Records from a collection of figures:
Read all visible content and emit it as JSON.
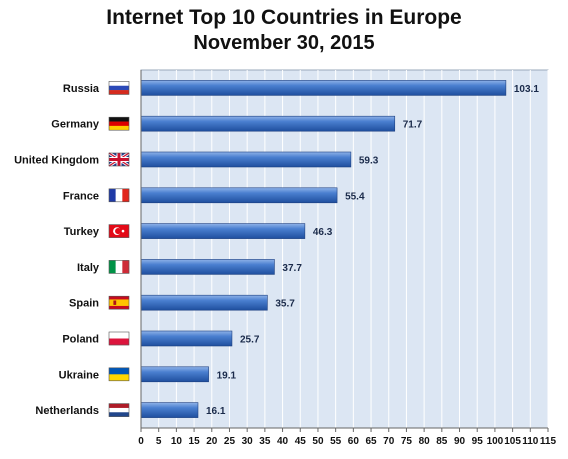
{
  "chart_data": {
    "type": "bar",
    "orientation": "horizontal",
    "title": "Internet Top 10 Countries in Europe",
    "subtitle": "November 30, 2015",
    "categories": [
      "Russia",
      "Germany",
      "United Kingdom",
      "France",
      "Turkey",
      "Italy",
      "Spain",
      "Poland",
      "Ukraine",
      "Netherlands"
    ],
    "values": [
      103.1,
      71.7,
      59.3,
      55.4,
      46.3,
      37.7,
      35.7,
      25.7,
      19.1,
      16.1
    ],
    "data_labels": [
      "103.1",
      "71.7",
      "59.3",
      "55.4",
      "46.3",
      "37.7",
      "35.7",
      "25.7",
      "19.1",
      "16.1"
    ],
    "xlim": [
      0,
      115
    ],
    "x_ticks": [
      "0",
      "5",
      "10",
      "15",
      "20",
      "25",
      "30",
      "35",
      "40",
      "45",
      "50",
      "55",
      "60",
      "65",
      "70",
      "75",
      "80",
      "85",
      "90",
      "95",
      "100",
      "105",
      "110",
      "115"
    ],
    "grid": true,
    "bar_color": "#3a6fc4",
    "plot_background": "#dce6f3",
    "flag_icons": [
      "russia-flag-icon",
      "germany-flag-icon",
      "uk-flag-icon",
      "france-flag-icon",
      "turkey-flag-icon",
      "italy-flag-icon",
      "spain-flag-icon",
      "poland-flag-icon",
      "ukraine-flag-icon",
      "netherlands-flag-icon"
    ]
  }
}
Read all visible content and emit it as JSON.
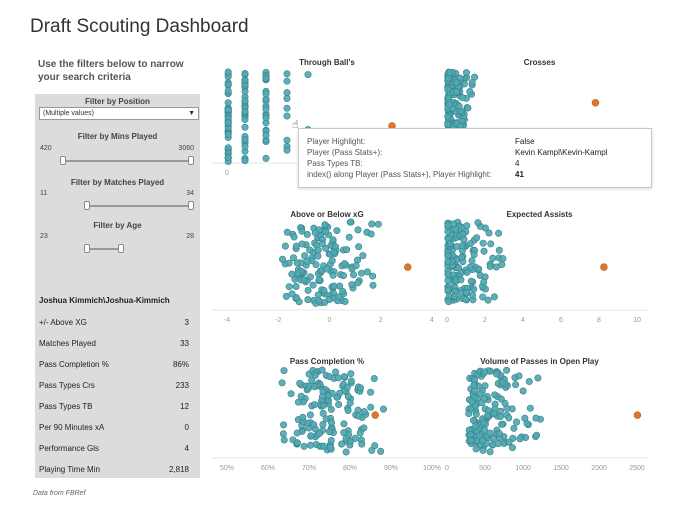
{
  "title": "Draft Scouting Dashboard",
  "instructions": "Use the filters below to narrow your search criteria",
  "filters": {
    "position": {
      "label": "Filter by Position",
      "value": "(Multiple values)"
    },
    "mins": {
      "label": "Filter by Mins Played",
      "min": "420",
      "max": "3060",
      "low": 0.0,
      "high": 1.0
    },
    "matches": {
      "label": "Filter by Matches Played",
      "min": "11",
      "max": "34",
      "low": 0.0,
      "high": 1.0
    },
    "age": {
      "label": "Filter by Age",
      "min": "23",
      "max": "28",
      "low": 0.0,
      "high": 1.0
    }
  },
  "player": {
    "name": "Joshua Kimmich\\Joshua-Kimmich",
    "stats": [
      {
        "label": "+/- Above XG",
        "value": "3"
      },
      {
        "label": "Matches Played",
        "value": "33"
      },
      {
        "label": "Pass Completion %",
        "value": "86%"
      },
      {
        "label": "Pass Types Crs",
        "value": "233"
      },
      {
        "label": "Pass Types TB",
        "value": "12"
      },
      {
        "label": "Per 90 Minutes xA",
        "value": "0"
      },
      {
        "label": "Performance Gls",
        "value": "4"
      },
      {
        "label": "Playing Time Min",
        "value": "2,818"
      }
    ]
  },
  "footnote": "Data from FBRef",
  "tooltip": {
    "rows": [
      {
        "key": "Player Highlight:",
        "value": "False"
      },
      {
        "key": "Player (Pass Stats+):",
        "value": "Kevin Kampl\\Kevin-Kampl"
      },
      {
        "key": "Pass Types TB:",
        "value": "4"
      },
      {
        "key": "index() along Player (Pass Stats+), Player Highlight:",
        "value": "41"
      }
    ]
  },
  "colors": {
    "dot": "#4fa9b3",
    "dot_stroke": "#3b7f87",
    "highlight": "#e0782b",
    "sidebar": "#dcdcdc"
  },
  "chart_data": [
    {
      "type": "scatter",
      "title": "Through Ball's",
      "xticks": [
        "0",
        "2",
        "4"
      ],
      "xlim": [
        0,
        15
      ],
      "highlight_x": 12
    },
    {
      "type": "scatter",
      "title": "Crosses",
      "xticks": [],
      "xlim": [
        0,
        300
      ],
      "highlight_x": 233
    },
    {
      "type": "scatter",
      "title": "Above or Below xG",
      "xticks": [
        "-4",
        "-2",
        "0",
        "2",
        "4"
      ],
      "xlim": [
        -4,
        4
      ],
      "highlight_x": 3
    },
    {
      "type": "scatter",
      "title": "Expected Assists",
      "xticks": [
        "0",
        "2",
        "4",
        "6",
        "8",
        "10"
      ],
      "xlim": [
        0,
        10
      ],
      "highlight_x": 8.2
    },
    {
      "type": "scatter",
      "title": "Pass Completion %",
      "xticks": [
        "50%",
        "60%",
        "70%",
        "80%",
        "90%",
        "100%"
      ],
      "xlim": [
        50,
        100
      ],
      "highlight_x": 86
    },
    {
      "type": "scatter",
      "title": "Volume of Passes in Open Play",
      "xticks": [
        "0",
        "500",
        "1000",
        "1500",
        "2000",
        "2500"
      ],
      "xlim": [
        0,
        2500
      ],
      "highlight_x": 2480
    }
  ]
}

• **Stated goal**
Every line is to be duplicated exactly, though pictures stay out.

• **Response**
Read all visible content and emit it as JSON.
{
  "chart_data": {
    "type": "bar",
    "orientation": "horizontal",
    "title": "Internet Top 10 Countries in Europe",
    "subtitle": "November 30, 2015",
    "categories": [
      "Russia",
      "Germany",
      "United Kingdom",
      "France",
      "Turkey",
      "Italy",
      "Spain",
      "Poland",
      "Ukraine",
      "Netherlands"
    ],
    "values": [
      103.1,
      71.7,
      59.3,
      55.4,
      46.3,
      37.7,
      35.7,
      25.7,
      19.1,
      16.1
    ],
    "data_labels": [
      "103.1",
      "71.7",
      "59.3",
      "55.4",
      "46.3",
      "37.7",
      "35.7",
      "25.7",
      "19.1",
      "16.1"
    ],
    "xlim": [
      0,
      115
    ],
    "x_ticks": [
      "0",
      "5",
      "10",
      "15",
      "20",
      "25",
      "30",
      "35",
      "40",
      "45",
      "50",
      "55",
      "60",
      "65",
      "70",
      "75",
      "80",
      "85",
      "90",
      "95",
      "100",
      "105",
      "110",
      "115"
    ],
    "grid": true,
    "bar_color": "#3a6fc4",
    "plot_background": "#dce6f3",
    "flag_icons": [
      "russia-flag-icon",
      "germany-flag-icon",
      "uk-flag-icon",
      "france-flag-icon",
      "turkey-flag-icon",
      "italy-flag-icon",
      "spain-flag-icon",
      "poland-flag-icon",
      "ukraine-flag-icon",
      "netherlands-flag-icon"
    ]
  }
}
Read all visible content and emit it as JSON.
{
  "title": "Draft Scouting Dashboard",
  "instructions": "Use the filters below to narrow your search criteria",
  "filters": {
    "position": {
      "label": "Filter by Position",
      "value": "(Multiple values)"
    },
    "mins": {
      "label": "Filter by Mins Played",
      "min": "420",
      "max": "3060",
      "low": 0.0,
      "high": 1.0
    },
    "matches": {
      "label": "Filter by Matches Played",
      "min": "11",
      "max": "34",
      "low": 0.0,
      "high": 1.0
    },
    "age": {
      "label": "Filter by Age",
      "min": "23",
      "max": "28",
      "low": 0.0,
      "high": 1.0
    }
  },
  "player": {
    "name": "Joshua Kimmich\\Joshua-Kimmich",
    "stats": [
      {
        "label": "+/- Above XG",
        "value": "3"
      },
      {
        "label": "Matches Played",
        "value": "33"
      },
      {
        "label": "Pass Completion %",
        "value": "86%"
      },
      {
        "label": "Pass Types Crs",
        "value": "233"
      },
      {
        "label": "Pass Types TB",
        "value": "12"
      },
      {
        "label": "Per 90 Minutes xA",
        "value": "0"
      },
      {
        "label": "Performance Gls",
        "value": "4"
      },
      {
        "label": "Playing Time Min",
        "value": "2,818"
      }
    ]
  },
  "footnote": "Data from FBRef",
  "tooltip": {
    "rows": [
      {
        "key": "Player Highlight:",
        "value": "False"
      },
      {
        "key": "Player (Pass Stats+):",
        "value": "Kevin Kampl\\Kevin-Kampl"
      },
      {
        "key": "Pass Types TB:",
        "value": "4"
      },
      {
        "key": "index() along Player (Pass Stats+), Player Highlight:",
        "value": "41"
      }
    ]
  },
  "colors": {
    "dot": "#4fa9b3",
    "dot_stroke": "#3b7f87",
    "highlight": "#e0782b",
    "sidebar": "#dcdcdc"
  },
  "chart_data": [
    {
      "type": "scatter",
      "title": "Through Ball's",
      "xticks": [
        "0",
        "2",
        "4"
      ],
      "xlim": [
        0,
        15
      ],
      "highlight_x": 12
    },
    {
      "type": "scatter",
      "title": "Crosses",
      "xticks": [],
      "xlim": [
        0,
        300
      ],
      "highlight_x": 233
    },
    {
      "type": "scatter",
      "title": "Above or Below xG",
      "xticks": [
        "-4",
        "-2",
        "0",
        "2",
        "4"
      ],
      "xlim": [
        -4,
        4
      ],
      "highlight_x": 3
    },
    {
      "type": "scatter",
      "title": "Expected Assists",
      "xticks": [
        "0",
        "2",
        "4",
        "6",
        "8",
        "10"
      ],
      "xlim": [
        0,
        10
      ],
      "highlight_x": 8.2
    },
    {
      "type": "scatter",
      "title": "Pass Completion %",
      "xticks": [
        "50%",
        "60%",
        "70%",
        "80%",
        "90%",
        "100%"
      ],
      "xlim": [
        50,
        100
      ],
      "highlight_x": 86
    },
    {
      "type": "scatter",
      "title": "Volume of Passes in Open Play",
      "xticks": [
        "0",
        "500",
        "1000",
        "1500",
        "2000",
        "2500"
      ],
      "xlim": [
        0,
        2500
      ],
      "highlight_x": 2480
    }
  ]
}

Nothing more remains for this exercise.